— Start Records shown —
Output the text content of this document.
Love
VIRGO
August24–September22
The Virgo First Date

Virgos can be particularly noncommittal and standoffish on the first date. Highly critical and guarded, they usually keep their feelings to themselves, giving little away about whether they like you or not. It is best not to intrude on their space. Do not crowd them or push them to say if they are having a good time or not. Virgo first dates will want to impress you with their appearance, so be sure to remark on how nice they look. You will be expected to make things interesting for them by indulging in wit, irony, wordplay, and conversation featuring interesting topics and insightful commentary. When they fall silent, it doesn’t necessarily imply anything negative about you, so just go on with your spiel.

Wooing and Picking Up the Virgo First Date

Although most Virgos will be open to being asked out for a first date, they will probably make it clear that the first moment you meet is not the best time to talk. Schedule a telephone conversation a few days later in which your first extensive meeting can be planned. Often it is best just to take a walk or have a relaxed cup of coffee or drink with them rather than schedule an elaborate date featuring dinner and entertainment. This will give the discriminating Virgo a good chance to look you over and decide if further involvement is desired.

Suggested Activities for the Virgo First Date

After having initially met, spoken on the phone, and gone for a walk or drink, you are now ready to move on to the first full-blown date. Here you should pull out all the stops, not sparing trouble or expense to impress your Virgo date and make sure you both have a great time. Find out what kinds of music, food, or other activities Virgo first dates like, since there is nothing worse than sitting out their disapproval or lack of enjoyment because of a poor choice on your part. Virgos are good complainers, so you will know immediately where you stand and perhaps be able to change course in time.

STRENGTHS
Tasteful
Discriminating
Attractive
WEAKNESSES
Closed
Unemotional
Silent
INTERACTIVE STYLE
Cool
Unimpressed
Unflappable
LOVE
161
— End Records shown —
▶ **Job**: Repeat the data precisely, line by line.

▶ **Expected answer**:
Output the text content of this document.
Love
VIRGO
August24–September22
The Virgo First Date

Virgos can be particularly noncommittal and standoffish on the first date. Highly critical and guarded, they usually keep their feelings to themselves, giving little away about whether they like you or not. It is best not to intrude on their space. Do not crowd them or push them to say if they are having a good time or not. Virgo first dates will want to impress you with their appearance, so be sure to remark on how nice they look. You will be expected to make things interesting for them by indulging in wit, irony, wordplay, and conversation featuring interesting topics and insightful commentary. When they fall silent, it doesn’t necessarily imply anything negative about you, so just go on with your spiel.

Wooing and Picking Up the Virgo First Date

Although most Virgos will be open to being asked out for a first date, they will probably make it clear that the first moment you meet is not the best time to talk. Schedule a telephone conversation a few days later in which your first extensive meeting can be planned. Often it is best just to take a walk or have a relaxed cup of coffee or drink with them rather than schedule an elaborate date featuring dinner and entertainment. This will give the discriminating Virgo a good chance to look you over and decide if further involvement is desired.

Suggested Activities for the Virgo First Date

After having initially met, spoken on the phone, and gone for a walk or drink, you are now ready to move on to the first full-blown date. Here you should pull out all the stops, not sparing trouble or expense to impress your Virgo date and make sure you both have a great time. Find out what kinds of music, food, or other activities Virgo first dates like, since there is nothing worse than sitting out their disapproval or lack of enjoyment because of a poor choice on your part. Virgos are good complainers, so you will know immediately where you stand and perhaps be able to change course in time.

STRENGTHS
Tasteful
Discriminating
Attractive
WEAKNESSES
Closed
Unemotional
Silent
INTERACTIVE STYLE
Cool
Unimpressed
Unflappable
LOVE
161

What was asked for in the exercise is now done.